[Source records]
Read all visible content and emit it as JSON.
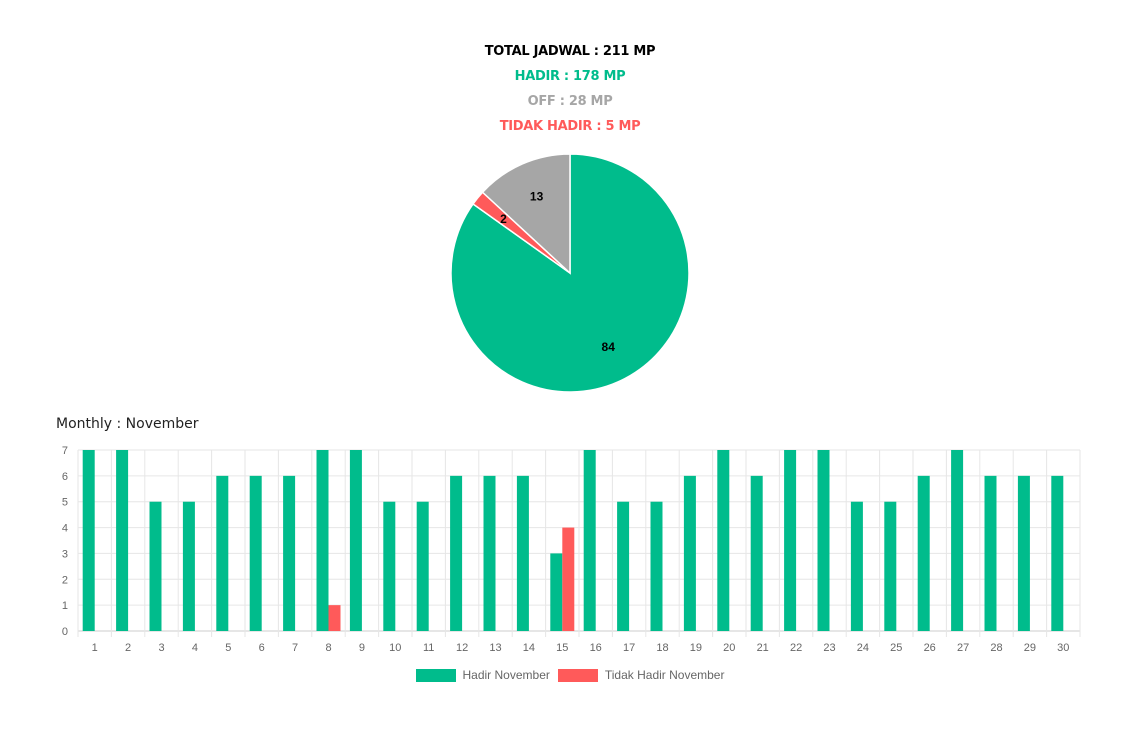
{
  "summary": {
    "total": "TOTAL JADWAL : 211 MP",
    "hadir": "HADIR : 178 MP",
    "off": "OFF : 28 MP",
    "tidak_hadir": "TIDAK HADIR : 5 MP"
  },
  "colors": {
    "total": "#000000",
    "hadir": "#00BC8C",
    "off": "#A6A6A6",
    "tidak_hadir": "#FF5A5A"
  },
  "monthly": {
    "title": "Monthly : November"
  },
  "chart_data": [
    {
      "type": "pie",
      "labels": [
        "",
        "",
        ""
      ],
      "values": [
        84,
        2,
        13
      ],
      "value_labels": [
        "84",
        "2",
        "13"
      ],
      "colors": [
        "#00BC8C",
        "#FF5A5A",
        "#A6A6A6"
      ]
    },
    {
      "type": "bar",
      "categories": [
        "1",
        "2",
        "3",
        "4",
        "5",
        "6",
        "7",
        "8",
        "9",
        "10",
        "11",
        "12",
        "13",
        "14",
        "15",
        "16",
        "17",
        "18",
        "19",
        "20",
        "21",
        "22",
        "23",
        "24",
        "25",
        "26",
        "27",
        "28",
        "29",
        "30"
      ],
      "series": [
        {
          "name": "Hadir November",
          "color": "#00BC8C",
          "values": [
            7,
            7,
            5,
            5,
            6,
            6,
            6,
            7,
            7,
            5,
            5,
            6,
            6,
            6,
            3,
            7,
            5,
            5,
            6,
            7,
            6,
            7,
            7,
            5,
            5,
            6,
            7,
            6,
            6,
            6
          ]
        },
        {
          "name": "Tidak Hadir November",
          "color": "#FF5A5A",
          "values": [
            0,
            0,
            0,
            0,
            0,
            0,
            0,
            1,
            0,
            0,
            0,
            0,
            0,
            0,
            4,
            0,
            0,
            0,
            0,
            0,
            0,
            0,
            0,
            0,
            0,
            0,
            0,
            0,
            0,
            0
          ]
        }
      ],
      "y_ticks": [
        "0",
        "1",
        "2",
        "3",
        "4",
        "5",
        "6",
        "7"
      ],
      "ylim": [
        0,
        7
      ],
      "grid": true,
      "legend_position": "bottom"
    }
  ]
}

# [Instruction]
Where a line of the material above holds the string "November", copy that line.

# [Complete response]
    "title": "Monthly : November"
          "name": "Hadir November",
          "name": "Tidak Hadir November",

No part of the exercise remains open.